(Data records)

= = = =

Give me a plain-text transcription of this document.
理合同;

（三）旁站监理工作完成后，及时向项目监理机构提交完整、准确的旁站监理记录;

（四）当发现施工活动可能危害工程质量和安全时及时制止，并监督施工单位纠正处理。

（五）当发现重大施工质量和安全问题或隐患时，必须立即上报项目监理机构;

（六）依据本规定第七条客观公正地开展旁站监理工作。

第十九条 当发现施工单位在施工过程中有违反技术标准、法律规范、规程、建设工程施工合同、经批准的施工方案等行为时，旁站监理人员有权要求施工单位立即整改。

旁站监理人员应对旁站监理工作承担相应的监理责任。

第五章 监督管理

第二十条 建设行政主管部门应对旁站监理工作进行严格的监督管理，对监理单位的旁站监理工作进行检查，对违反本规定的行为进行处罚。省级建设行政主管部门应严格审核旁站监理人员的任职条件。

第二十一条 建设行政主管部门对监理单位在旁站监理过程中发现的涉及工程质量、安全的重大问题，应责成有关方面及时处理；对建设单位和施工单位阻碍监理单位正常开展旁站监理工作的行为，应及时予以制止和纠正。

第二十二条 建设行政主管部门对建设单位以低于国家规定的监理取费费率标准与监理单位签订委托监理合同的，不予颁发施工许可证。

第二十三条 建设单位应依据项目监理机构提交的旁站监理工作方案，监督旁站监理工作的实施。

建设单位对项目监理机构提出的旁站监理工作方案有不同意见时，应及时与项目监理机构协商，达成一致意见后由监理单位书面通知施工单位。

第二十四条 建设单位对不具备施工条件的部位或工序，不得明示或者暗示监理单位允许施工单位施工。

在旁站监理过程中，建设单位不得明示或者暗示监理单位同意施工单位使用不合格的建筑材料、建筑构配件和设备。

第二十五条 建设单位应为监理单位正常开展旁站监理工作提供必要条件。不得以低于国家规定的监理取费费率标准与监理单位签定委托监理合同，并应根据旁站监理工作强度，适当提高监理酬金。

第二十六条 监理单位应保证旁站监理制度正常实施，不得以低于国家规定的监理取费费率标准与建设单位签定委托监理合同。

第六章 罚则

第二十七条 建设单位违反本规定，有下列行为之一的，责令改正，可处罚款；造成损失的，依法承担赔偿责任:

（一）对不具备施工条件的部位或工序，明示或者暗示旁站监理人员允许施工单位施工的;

= = = =

* **Problem details**
Repeat the data exactly. Leave nothing out.

* **Answer to this problem**
Give me a plain-text transcription of this document.
理合同;

（三）旁站监理工作完成后，及时向项目监理机构提交完整、准确的旁站监理记录;

（四）当发现施工活动可能危害工程质量和安全时及时制止，并监督施工单位纠正处理。

（五）当发现重大施工质量和安全问题或隐患时，必须立即上报项目监理机构;

（六）依据本规定第七条客观公正地开展旁站监理工作。

第十九条 当发现施工单位在施工过程中有违反技术标准、法律规范、规程、建设工程施工合同、经批准的施工方案等行为时，旁站监理人员有权要求施工单位立即整改。

旁站监理人员应对旁站监理工作承担相应的监理责任。

第五章 监督管理

第二十条 建设行政主管部门应对旁站监理工作进行严格的监督管理，对监理单位的旁站监理工作进行检查，对违反本规定的行为进行处罚。省级建设行政主管部门应严格审核旁站监理人员的任职条件。

第二十一条 建设行政主管部门对监理单位在旁站监理过程中发现的涉及工程质量、安全的重大问题，应责成有关方面及时处理；对建设单位和施工单位阻碍监理单位正常开展旁站监理工作的行为，应及时予以制止和纠正。

第二十二条 建设行政主管部门对建设单位以低于国家规定的监理取费费率标准与监理单位签订委托监理合同的，不予颁发施工许可证。

第二十三条 建设单位应依据项目监理机构提交的旁站监理工作方案，监督旁站监理工作的实施。

建设单位对项目监理机构提出的旁站监理工作方案有不同意见时，应及时与项目监理机构协商，达成一致意见后由监理单位书面通知施工单位。

第二十四条 建设单位对不具备施工条件的部位或工序，不得明示或者暗示监理单位允许施工单位施工。

在旁站监理过程中，建设单位不得明示或者暗示监理单位同意施工单位使用不合格的建筑材料、建筑构配件和设备。

第二十五条 建设单位应为监理单位正常开展旁站监理工作提供必要条件。不得以低于国家规定的监理取费费率标准与监理单位签定委托监理合同，并应根据旁站监理工作强度，适当提高监理酬金。

第二十六条 监理单位应保证旁站监理制度正常实施，不得以低于国家规定的监理取费费率标准与建设单位签定委托监理合同。

第六章 罚则

第二十七条 建设单位违反本规定，有下列行为之一的，责令改正，可处罚款；造成损失的，依法承担赔偿责任:

（一）对不具备施工条件的部位或工序，明示或者暗示旁站监理人员允许施工单位施工的;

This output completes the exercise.